> **THE REQUEST**
Render the lines below as a numbered list, omitting any blank lines.

> **Layout region records**
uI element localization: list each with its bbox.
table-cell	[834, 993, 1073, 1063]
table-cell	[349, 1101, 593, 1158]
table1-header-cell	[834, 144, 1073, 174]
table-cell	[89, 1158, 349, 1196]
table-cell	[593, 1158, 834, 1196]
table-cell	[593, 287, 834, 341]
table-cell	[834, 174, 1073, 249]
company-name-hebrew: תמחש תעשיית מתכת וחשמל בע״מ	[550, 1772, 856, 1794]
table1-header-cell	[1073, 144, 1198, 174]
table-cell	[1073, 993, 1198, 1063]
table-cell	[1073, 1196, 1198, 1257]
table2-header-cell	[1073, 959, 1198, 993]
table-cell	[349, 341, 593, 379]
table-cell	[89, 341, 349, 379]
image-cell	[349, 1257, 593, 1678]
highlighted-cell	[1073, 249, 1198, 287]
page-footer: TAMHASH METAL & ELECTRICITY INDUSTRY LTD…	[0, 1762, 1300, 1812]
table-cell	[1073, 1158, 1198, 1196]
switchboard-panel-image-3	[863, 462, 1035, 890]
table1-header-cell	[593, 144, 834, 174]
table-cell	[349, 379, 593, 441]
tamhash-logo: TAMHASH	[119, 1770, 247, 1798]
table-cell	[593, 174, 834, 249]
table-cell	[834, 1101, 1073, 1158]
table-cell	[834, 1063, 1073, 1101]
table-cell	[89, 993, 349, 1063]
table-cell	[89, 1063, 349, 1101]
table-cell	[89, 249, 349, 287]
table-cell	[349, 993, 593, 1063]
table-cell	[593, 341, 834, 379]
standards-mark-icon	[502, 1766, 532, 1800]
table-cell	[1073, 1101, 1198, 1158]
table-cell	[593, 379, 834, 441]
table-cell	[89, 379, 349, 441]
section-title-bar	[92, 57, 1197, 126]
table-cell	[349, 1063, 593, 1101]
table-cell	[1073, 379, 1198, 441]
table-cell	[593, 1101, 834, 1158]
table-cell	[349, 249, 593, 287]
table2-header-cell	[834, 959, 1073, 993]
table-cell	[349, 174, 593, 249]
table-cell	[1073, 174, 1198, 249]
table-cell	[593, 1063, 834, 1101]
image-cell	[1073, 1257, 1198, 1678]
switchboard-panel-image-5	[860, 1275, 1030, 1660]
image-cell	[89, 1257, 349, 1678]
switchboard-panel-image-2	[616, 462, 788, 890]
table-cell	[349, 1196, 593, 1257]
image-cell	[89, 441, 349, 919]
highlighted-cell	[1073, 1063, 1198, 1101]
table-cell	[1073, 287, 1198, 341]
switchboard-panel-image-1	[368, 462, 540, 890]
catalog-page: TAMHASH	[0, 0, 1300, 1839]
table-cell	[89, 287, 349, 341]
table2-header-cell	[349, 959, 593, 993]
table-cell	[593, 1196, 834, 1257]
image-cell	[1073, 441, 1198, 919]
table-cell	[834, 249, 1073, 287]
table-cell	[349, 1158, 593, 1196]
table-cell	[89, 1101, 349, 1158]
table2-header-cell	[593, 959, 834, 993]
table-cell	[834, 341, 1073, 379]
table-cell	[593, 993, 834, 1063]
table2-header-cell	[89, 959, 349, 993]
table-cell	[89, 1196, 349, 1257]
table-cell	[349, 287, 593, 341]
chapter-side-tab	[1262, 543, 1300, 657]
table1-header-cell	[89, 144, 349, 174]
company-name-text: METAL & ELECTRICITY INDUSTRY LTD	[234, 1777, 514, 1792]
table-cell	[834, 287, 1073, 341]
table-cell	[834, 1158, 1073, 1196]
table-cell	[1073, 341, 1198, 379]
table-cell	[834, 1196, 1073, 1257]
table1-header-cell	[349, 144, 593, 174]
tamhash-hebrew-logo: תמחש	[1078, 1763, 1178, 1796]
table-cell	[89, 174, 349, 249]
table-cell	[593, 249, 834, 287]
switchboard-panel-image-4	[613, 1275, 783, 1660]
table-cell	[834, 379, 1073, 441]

> **WRITTEN RESPONSE**
1. uI element localization: list each with its bbox.
2. table-cell	[834, 993, 1073, 1063]
3. table-cell	[349, 1101, 593, 1158]
4. table1-header-cell	[834, 144, 1073, 174]
5. table-cell	[89, 1158, 349, 1196]
6. table-cell	[593, 1158, 834, 1196]
7. table-cell	[593, 287, 834, 341]
8. table-cell	[834, 174, 1073, 249]
9. company-name-hebrew: תמחש תעשיית מתכת וחשמל בע״מ	[550, 1772, 856, 1794]
10. table1-header-cell	[1073, 144, 1198, 174]
11. table-cell	[1073, 993, 1198, 1063]
12. table-cell	[1073, 1196, 1198, 1257]
13. table2-header-cell	[1073, 959, 1198, 993]
14. table-cell	[349, 341, 593, 379]
15. table-cell	[89, 341, 349, 379]
16. image-cell	[349, 1257, 593, 1678]
17. highlighted-cell	[1073, 249, 1198, 287]
18. page-footer: TAMHASH METAL & ELECTRICITY INDUSTRY LTD…	[0, 1762, 1300, 1812]
19. table-cell	[1073, 1158, 1198, 1196]
20. switchboard-panel-image-3	[863, 462, 1035, 890]
21. table1-header-cell	[593, 144, 834, 174]
22. table-cell	[349, 379, 593, 441]
23. tamhash-logo: TAMHASH	[119, 1770, 247, 1798]
24. table-cell	[593, 174, 834, 249]
25. table-cell	[834, 1101, 1073, 1158]
26. table-cell	[834, 1063, 1073, 1101]
27. table-cell	[89, 993, 349, 1063]
28. table-cell	[89, 1063, 349, 1101]
29. table-cell	[89, 249, 349, 287]
30. table-cell	[349, 993, 593, 1063]
31. table-cell	[593, 341, 834, 379]
32. standards-mark-icon	[502, 1766, 532, 1800]
33. table-cell	[1073, 1101, 1198, 1158]
34. table-cell	[593, 379, 834, 441]
35. table-cell	[89, 379, 349, 441]
36. section-title-bar	[92, 57, 1197, 126]
37. table-cell	[349, 1063, 593, 1101]
38. table-cell	[1073, 379, 1198, 441]
39. table-cell	[593, 1101, 834, 1158]
40. table-cell	[349, 249, 593, 287]
41. table2-header-cell	[834, 959, 1073, 993]
42. table-cell	[349, 174, 593, 249]
43. table-cell	[1073, 174, 1198, 249]
44. table-cell	[593, 1063, 834, 1101]
45. image-cell	[1073, 1257, 1198, 1678]
46. switchboard-panel-image-5	[860, 1275, 1030, 1660]
47. image-cell	[89, 1257, 349, 1678]
48. switchboard-panel-image-2	[616, 462, 788, 890]
49. table-cell	[349, 1196, 593, 1257]
50. image-cell	[89, 441, 349, 919]
51. highlighted-cell	[1073, 1063, 1198, 1101]
52. table-cell	[1073, 287, 1198, 341]
53. switchboard-panel-image-1	[368, 462, 540, 890]
54. catalog-page: TAMHASH	[0, 0, 1300, 1839]
55. table-cell	[89, 287, 349, 341]
56. table2-header-cell	[349, 959, 593, 993]
57. table-cell	[593, 1196, 834, 1257]
58. image-cell	[1073, 441, 1198, 919]
59. table-cell	[834, 249, 1073, 287]
60. table-cell	[349, 1158, 593, 1196]
61. table-cell	[89, 1101, 349, 1158]
62. table2-header-cell	[593, 959, 834, 993]
63. table-cell	[834, 341, 1073, 379]
64. table-cell	[593, 993, 834, 1063]
65. table2-header-cell	[89, 959, 349, 993]
66. table-cell	[89, 1196, 349, 1257]
67. table-cell	[349, 287, 593, 341]
68. chapter-side-tab	[1262, 543, 1300, 657]
69. table1-header-cell	[89, 144, 349, 174]
70. company-name-text: METAL & ELECTRICITY INDUSTRY LTD	[234, 1777, 514, 1792]
71. table-cell	[834, 287, 1073, 341]
72. table-cell	[834, 1158, 1073, 1196]
73. table-cell	[1073, 341, 1198, 379]
74. table-cell	[834, 1196, 1073, 1257]
75. table1-header-cell	[349, 144, 593, 174]
76. tamhash-hebrew-logo: תמחש	[1078, 1763, 1178, 1796]
77. table-cell	[89, 174, 349, 249]
78. table-cell	[593, 249, 834, 287]
79. switchboard-panel-image-4	[613, 1275, 783, 1660]
80. table-cell	[834, 379, 1073, 441]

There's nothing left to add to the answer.